- PROVIDED RECORDS -
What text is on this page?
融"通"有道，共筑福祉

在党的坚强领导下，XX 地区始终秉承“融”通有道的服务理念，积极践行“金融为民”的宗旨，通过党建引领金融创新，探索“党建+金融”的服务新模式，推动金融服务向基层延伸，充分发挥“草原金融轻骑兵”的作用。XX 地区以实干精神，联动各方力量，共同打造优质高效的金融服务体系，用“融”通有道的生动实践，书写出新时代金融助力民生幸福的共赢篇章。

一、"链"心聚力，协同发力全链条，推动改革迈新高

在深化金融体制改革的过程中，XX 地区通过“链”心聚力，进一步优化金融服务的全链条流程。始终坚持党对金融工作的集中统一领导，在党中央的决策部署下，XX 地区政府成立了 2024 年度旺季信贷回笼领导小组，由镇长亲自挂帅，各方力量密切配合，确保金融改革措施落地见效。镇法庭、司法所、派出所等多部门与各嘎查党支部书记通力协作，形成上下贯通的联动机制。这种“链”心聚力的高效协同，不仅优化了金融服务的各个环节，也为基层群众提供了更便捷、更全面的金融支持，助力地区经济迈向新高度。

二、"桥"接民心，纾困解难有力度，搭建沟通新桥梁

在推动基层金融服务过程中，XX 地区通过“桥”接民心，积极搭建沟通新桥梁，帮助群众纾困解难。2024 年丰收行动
--
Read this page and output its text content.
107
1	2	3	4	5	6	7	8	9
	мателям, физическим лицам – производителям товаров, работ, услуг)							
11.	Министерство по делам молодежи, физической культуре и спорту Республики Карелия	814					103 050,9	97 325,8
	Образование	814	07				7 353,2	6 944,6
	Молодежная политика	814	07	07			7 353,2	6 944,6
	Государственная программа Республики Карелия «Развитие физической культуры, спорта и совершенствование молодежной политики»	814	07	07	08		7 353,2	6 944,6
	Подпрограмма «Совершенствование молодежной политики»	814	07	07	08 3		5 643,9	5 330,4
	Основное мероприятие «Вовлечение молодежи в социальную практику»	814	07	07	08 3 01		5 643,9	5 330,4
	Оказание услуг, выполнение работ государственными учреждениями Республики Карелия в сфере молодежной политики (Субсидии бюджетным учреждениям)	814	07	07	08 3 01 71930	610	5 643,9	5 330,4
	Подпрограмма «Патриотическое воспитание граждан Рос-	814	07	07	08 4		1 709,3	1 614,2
==
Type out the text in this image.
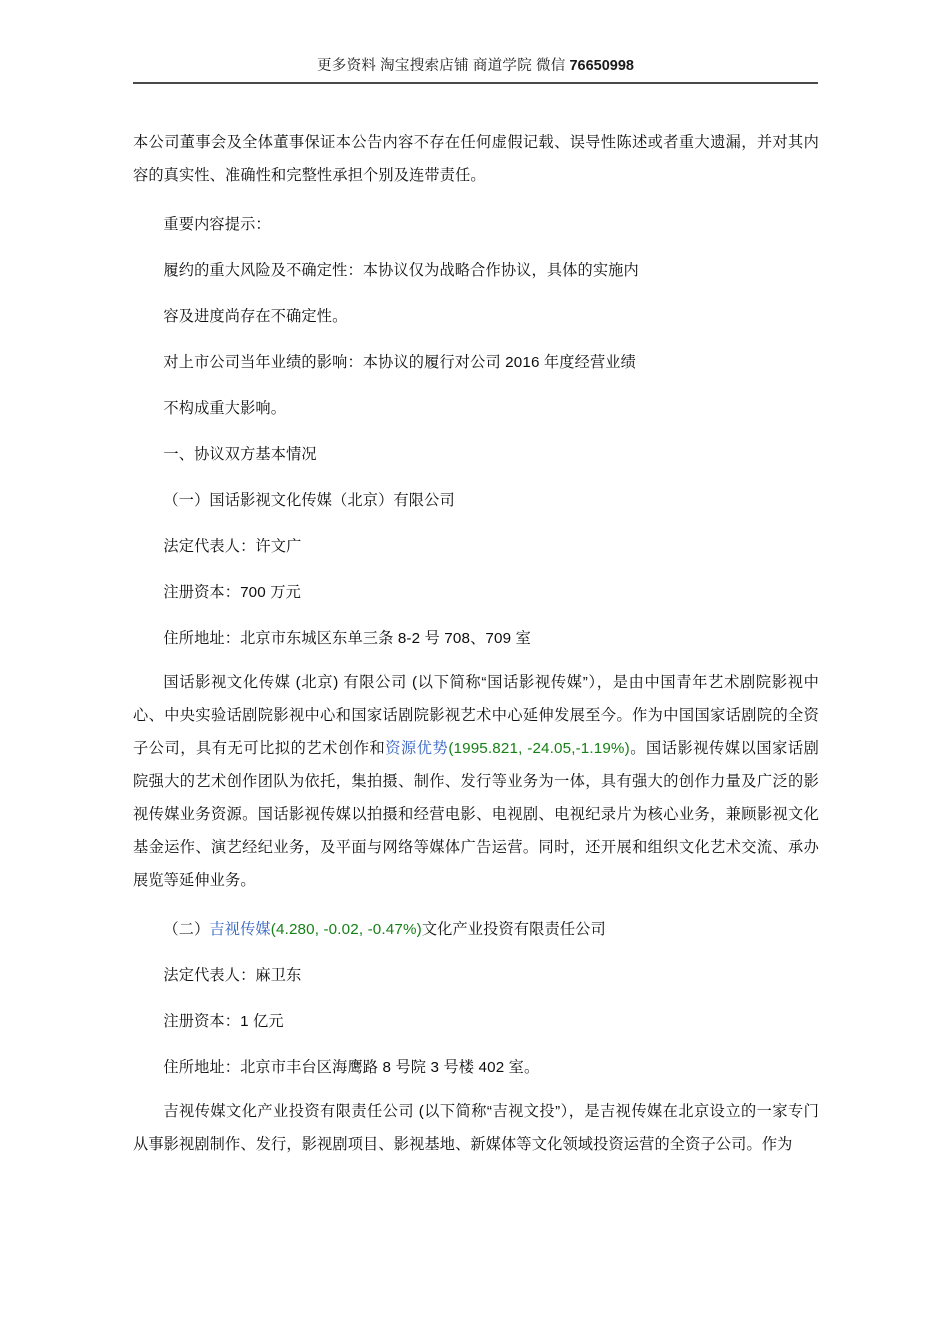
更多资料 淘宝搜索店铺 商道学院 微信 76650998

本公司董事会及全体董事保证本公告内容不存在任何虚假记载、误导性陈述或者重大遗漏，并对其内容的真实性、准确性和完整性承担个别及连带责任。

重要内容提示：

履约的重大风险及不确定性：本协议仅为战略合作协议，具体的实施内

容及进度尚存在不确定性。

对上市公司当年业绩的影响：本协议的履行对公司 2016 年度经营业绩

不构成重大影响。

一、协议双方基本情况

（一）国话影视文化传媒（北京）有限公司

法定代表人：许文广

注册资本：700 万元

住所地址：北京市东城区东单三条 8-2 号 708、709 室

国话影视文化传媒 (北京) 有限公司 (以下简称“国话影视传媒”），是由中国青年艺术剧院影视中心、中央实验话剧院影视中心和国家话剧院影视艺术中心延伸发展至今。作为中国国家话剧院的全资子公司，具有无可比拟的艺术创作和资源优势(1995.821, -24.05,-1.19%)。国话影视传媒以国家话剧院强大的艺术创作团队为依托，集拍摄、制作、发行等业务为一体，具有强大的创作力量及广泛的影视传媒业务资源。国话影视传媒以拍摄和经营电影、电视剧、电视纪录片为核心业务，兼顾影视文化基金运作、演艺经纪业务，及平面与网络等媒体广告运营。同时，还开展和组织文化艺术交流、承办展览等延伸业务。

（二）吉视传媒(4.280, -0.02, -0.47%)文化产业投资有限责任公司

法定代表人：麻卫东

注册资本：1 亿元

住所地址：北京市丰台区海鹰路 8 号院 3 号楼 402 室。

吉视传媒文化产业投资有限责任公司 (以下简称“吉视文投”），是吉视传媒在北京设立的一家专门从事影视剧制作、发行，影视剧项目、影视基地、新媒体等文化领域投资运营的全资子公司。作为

- TASK DESCRIPTION -
Where a line contains the string "услуг", extract that line.

- WRITTEN SOLUTION -
	мателям, физическим лицам – производителям товаров, работ, услуг)							
	Оказание услуг, выполнение работ государственными учреждениями Республики Карелия в сфере молодежной политики (Субсидии бюджетным учреждениям)	814	07	07	08 3 01 71930	610	5 643,9	5 330,4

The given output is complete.